The exercise ::
Each record must be retyped in full. No character may differ.

--- Begin Records for this task ---

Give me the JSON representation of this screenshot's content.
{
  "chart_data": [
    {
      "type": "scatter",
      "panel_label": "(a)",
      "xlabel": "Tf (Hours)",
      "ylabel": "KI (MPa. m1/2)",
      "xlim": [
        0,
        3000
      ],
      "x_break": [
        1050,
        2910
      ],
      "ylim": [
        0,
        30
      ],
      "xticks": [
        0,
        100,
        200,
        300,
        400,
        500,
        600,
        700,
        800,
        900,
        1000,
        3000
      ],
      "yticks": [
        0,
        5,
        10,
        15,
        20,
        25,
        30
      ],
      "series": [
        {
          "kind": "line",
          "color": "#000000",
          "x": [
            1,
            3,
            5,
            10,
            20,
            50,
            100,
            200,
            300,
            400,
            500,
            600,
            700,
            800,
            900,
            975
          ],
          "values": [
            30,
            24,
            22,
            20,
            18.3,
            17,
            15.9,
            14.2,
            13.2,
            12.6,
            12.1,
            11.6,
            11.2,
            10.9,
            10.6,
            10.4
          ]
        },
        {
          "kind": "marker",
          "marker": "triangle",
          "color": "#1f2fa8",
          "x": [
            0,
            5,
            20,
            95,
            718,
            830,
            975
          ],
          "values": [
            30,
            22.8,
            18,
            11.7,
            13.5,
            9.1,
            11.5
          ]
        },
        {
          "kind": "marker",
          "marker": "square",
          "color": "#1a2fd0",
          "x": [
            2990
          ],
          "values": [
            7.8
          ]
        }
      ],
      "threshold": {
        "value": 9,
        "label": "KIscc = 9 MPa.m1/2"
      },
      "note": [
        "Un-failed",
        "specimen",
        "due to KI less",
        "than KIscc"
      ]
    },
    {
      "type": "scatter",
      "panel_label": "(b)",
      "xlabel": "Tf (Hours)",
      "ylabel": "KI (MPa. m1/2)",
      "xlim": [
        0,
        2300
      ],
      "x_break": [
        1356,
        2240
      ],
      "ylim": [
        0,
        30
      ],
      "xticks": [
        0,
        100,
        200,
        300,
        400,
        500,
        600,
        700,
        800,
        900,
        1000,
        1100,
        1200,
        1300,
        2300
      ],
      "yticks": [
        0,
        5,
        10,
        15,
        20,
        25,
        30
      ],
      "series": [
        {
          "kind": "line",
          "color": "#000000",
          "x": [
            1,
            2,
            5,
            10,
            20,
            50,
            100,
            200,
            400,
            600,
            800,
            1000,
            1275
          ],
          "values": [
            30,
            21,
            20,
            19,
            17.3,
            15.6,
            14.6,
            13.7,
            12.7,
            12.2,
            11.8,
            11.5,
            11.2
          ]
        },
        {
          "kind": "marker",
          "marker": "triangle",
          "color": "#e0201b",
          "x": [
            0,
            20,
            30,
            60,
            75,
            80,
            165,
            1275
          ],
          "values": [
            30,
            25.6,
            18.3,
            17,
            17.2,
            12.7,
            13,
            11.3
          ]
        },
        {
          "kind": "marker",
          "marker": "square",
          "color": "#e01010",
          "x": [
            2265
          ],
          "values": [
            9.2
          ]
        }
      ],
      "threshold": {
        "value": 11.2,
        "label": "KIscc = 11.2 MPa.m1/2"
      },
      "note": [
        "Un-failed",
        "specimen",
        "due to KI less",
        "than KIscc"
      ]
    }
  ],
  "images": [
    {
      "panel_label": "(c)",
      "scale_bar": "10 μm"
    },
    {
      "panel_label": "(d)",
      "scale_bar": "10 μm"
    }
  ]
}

--- End Records for this task ---

Expected output ::
Give me the JSON representation of this screenshot's content.
{
  "chart_data": [
    {
      "type": "scatter",
      "panel_label": "(a)",
      "xlabel": "Tf (Hours)",
      "ylabel": "KI (MPa. m1/2)",
      "xlim": [
        0,
        3000
      ],
      "x_break": [
        1050,
        2910
      ],
      "ylim": [
        0,
        30
      ],
      "xticks": [
        0,
        100,
        200,
        300,
        400,
        500,
        600,
        700,
        800,
        900,
        1000,
        3000
      ],
      "yticks": [
        0,
        5,
        10,
        15,
        20,
        25,
        30
      ],
      "series": [
        {
          "kind": "line",
          "color": "#000000",
          "x": [
            1,
            3,
            5,
            10,
            20,
            50,
            100,
            200,
            300,
            400,
            500,
            600,
            700,
            800,
            900,
            975
          ],
          "values": [
            30,
            24,
            22,
            20,
            18.3,
            17,
            15.9,
            14.2,
            13.2,
            12.6,
            12.1,
            11.6,
            11.2,
            10.9,
            10.6,
            10.4
          ]
        },
        {
          "kind": "marker",
          "marker": "triangle",
          "color": "#1f2fa8",
          "x": [
            0,
            5,
            20,
            95,
            718,
            830,
            975
          ],
          "values": [
            30,
            22.8,
            18,
            11.7,
            13.5,
            9.1,
            11.5
          ]
        },
        {
          "kind": "marker",
          "marker": "square",
          "color": "#1a2fd0",
          "x": [
            2990
          ],
          "values": [
            7.8
          ]
        }
      ],
      "threshold": {
        "value": 9,
        "label": "KIscc = 9 MPa.m1/2"
      },
      "note": [
        "Un-failed",
        "specimen",
        "due to KI less",
        "than KIscc"
      ]
    },
    {
      "type": "scatter",
      "panel_label": "(b)",
      "xlabel": "Tf (Hours)",
      "ylabel": "KI (MPa. m1/2)",
      "xlim": [
        0,
        2300
      ],
      "x_break": [
        1356,
        2240
      ],
      "ylim": [
        0,
        30
      ],
      "xticks": [
        0,
        100,
        200,
        300,
        400,
        500,
        600,
        700,
        800,
        900,
        1000,
        1100,
        1200,
        1300,
        2300
      ],
      "yticks": [
        0,
        5,
        10,
        15,
        20,
        25,
        30
      ],
      "series": [
        {
          "kind": "line",
          "color": "#000000",
          "x": [
            1,
            2,
            5,
            10,
            20,
            50,
            100,
            200,
            400,
            600,
            800,
            1000,
            1275
          ],
          "values": [
            30,
            21,
            20,
            19,
            17.3,
            15.6,
            14.6,
            13.7,
            12.7,
            12.2,
            11.8,
            11.5,
            11.2
          ]
        },
        {
          "kind": "marker",
          "marker": "triangle",
          "color": "#e0201b",
          "x": [
            0,
            20,
            30,
            60,
            75,
            80,
            165,
            1275
          ],
          "values": [
            30,
            25.6,
            18.3,
            17,
            17.2,
            12.7,
            13,
            11.3
          ]
        },
        {
          "kind": "marker",
          "marker": "square",
          "color": "#e01010",
          "x": [
            2265
          ],
          "values": [
            9.2
          ]
        }
      ],
      "threshold": {
        "value": 11.2,
        "label": "KIscc = 11.2 MPa.m1/2"
      },
      "note": [
        "Un-failed",
        "specimen",
        "due to KI less",
        "than KIscc"
      ]
    }
  ],
  "images": [
    {
      "panel_label": "(c)",
      "scale_bar": "10 μm"
    },
    {
      "panel_label": "(d)",
      "scale_bar": "10 μm"
    }
  ]
}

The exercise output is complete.